- [DOCUMENT SEGMENT]:
"""
The main class for lqRRT.
Create an instance of Planner and then call update_plan to generate a plan internal to the instance.
To get the state or effort at some time t, use the functions get_state(t) and get_effort(t).
"""
################################################# DEPENDENCIES
from __future__ import division
import time
import numpy as np
import numpy.linalg as npl
from .tree import Tree
from .constraints import Constraints
# Check scipy version for assume_sorted argument in interp1d
import scipy.interpolate
if int(scipy.__version__.split(".")[1]) < 16:
def interp1d(*args, **kwargs):
kwargs.pop("assume_sorted", None)
return scipy.interpolate.interp1d(*args, **kwargs)
else:
interp1d = scipy.interpolate.interp1d
from typing import Callable, Optional, Union, List, Tuple
################################################# PRIMARY CLASS
[docs]class Planner:
"""
Initializes an lqRRT planner class.
Args:
dynamics: Callable - Function that returns the next state given
the current state x and the current effort u,
and timestep dt. That is, xnext = dynamics(x, u, dt).
lqr: Callable - Function that returns the local LQR cost-to-go matrix S
and policy matrix K as a tuple of arrays (S, K) where S
solves the local Riccati equation and K is the associated
feedback gain matrix. That is, (S, K) = lqr(x, u).
constraints: Constraints - Instance of the Constraints class that defines
feasibility of states & efforts, goal region, etc...
horizon: Union[float, Tuple] - The simulation duration in seconds used
to extend the tree. If you give a tuple (min, max), an adaptive
horizon heuristic will be used.

(Raw records)
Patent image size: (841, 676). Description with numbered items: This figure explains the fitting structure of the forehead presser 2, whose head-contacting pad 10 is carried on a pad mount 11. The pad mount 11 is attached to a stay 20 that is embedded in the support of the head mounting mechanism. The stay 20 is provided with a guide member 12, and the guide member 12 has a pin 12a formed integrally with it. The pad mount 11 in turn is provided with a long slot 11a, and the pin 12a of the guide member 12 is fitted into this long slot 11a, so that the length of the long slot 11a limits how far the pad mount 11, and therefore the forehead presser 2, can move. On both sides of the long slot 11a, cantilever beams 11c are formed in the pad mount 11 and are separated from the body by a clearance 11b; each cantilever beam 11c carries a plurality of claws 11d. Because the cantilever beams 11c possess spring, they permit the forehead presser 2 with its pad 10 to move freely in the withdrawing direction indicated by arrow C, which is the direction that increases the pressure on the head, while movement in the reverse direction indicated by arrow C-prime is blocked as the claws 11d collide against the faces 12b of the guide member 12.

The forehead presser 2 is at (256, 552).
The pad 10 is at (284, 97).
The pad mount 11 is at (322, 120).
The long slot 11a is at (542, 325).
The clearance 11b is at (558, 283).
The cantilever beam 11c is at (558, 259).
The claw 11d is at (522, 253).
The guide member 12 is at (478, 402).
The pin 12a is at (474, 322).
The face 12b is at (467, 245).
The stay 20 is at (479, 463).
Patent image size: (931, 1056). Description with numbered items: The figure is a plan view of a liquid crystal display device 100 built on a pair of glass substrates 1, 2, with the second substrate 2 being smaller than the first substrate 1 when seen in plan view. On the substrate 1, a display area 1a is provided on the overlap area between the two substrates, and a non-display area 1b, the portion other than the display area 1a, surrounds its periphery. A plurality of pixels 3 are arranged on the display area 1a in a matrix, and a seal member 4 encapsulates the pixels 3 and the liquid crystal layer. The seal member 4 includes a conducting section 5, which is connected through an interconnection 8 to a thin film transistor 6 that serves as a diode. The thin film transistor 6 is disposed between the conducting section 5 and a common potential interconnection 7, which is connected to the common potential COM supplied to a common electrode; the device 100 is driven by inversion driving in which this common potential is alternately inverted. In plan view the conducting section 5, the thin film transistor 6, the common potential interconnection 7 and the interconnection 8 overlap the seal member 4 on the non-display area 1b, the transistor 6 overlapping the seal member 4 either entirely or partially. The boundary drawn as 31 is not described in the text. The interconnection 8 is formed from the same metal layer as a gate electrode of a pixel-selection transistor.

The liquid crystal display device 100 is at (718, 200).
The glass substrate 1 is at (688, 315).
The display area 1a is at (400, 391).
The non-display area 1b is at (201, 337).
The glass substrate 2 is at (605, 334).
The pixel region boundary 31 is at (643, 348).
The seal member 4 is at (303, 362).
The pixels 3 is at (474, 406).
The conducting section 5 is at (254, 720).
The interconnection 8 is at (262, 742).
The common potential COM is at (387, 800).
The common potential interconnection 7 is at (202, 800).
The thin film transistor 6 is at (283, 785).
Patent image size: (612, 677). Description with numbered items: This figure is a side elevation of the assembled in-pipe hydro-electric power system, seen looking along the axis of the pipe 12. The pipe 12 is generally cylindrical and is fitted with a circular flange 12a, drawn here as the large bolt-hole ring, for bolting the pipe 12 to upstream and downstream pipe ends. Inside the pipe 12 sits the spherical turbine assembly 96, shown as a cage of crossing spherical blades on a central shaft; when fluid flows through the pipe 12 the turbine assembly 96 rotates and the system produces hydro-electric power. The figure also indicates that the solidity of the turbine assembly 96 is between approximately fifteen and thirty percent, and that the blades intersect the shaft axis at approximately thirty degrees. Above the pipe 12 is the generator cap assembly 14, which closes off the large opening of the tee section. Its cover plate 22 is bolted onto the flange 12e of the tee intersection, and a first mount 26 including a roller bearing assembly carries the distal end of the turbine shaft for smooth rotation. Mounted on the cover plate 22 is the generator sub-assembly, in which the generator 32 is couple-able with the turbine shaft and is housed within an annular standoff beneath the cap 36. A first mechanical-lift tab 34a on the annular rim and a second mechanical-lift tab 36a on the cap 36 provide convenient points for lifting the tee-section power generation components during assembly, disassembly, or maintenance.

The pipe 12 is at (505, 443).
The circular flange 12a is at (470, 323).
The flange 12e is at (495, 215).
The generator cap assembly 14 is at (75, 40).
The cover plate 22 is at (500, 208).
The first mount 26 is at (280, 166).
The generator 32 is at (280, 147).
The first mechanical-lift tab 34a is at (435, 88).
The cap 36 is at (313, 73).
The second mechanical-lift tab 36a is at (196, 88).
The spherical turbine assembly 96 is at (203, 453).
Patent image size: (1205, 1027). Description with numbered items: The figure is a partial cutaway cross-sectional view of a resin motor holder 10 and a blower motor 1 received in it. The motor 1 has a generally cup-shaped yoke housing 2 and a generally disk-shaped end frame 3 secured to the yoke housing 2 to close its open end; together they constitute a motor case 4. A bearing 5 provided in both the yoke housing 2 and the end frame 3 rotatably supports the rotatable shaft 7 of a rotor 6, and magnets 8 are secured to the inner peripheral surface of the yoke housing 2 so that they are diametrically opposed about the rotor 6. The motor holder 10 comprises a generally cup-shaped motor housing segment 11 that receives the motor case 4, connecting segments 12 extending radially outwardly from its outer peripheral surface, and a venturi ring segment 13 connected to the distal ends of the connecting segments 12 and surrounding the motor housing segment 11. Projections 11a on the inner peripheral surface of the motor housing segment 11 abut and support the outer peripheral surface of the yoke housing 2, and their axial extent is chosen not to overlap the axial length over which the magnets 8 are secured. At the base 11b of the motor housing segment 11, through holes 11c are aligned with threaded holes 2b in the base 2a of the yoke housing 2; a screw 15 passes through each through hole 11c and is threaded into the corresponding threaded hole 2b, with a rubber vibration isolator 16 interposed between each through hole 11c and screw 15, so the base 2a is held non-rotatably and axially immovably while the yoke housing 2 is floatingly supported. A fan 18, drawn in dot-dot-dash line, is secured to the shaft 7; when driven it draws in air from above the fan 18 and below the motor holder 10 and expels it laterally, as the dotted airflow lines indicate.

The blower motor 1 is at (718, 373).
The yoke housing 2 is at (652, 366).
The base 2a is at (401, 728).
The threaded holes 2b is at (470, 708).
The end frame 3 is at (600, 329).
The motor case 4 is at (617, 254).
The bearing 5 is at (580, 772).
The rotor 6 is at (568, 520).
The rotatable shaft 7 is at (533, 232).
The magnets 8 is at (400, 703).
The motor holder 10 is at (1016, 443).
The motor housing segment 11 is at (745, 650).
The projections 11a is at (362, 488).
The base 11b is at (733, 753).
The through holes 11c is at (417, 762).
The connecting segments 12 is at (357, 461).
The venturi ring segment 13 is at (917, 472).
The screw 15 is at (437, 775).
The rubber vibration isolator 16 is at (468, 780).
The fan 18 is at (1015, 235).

- [AIM]:
List every argument described under "Args:" in the lqRRT planner code above, along with the type given for each.

- [WRITTEN REPLY]:
- dynamics: Callable
- lqr: Callable
- constraints: Constraints
- horizon: Union[float, Tuple]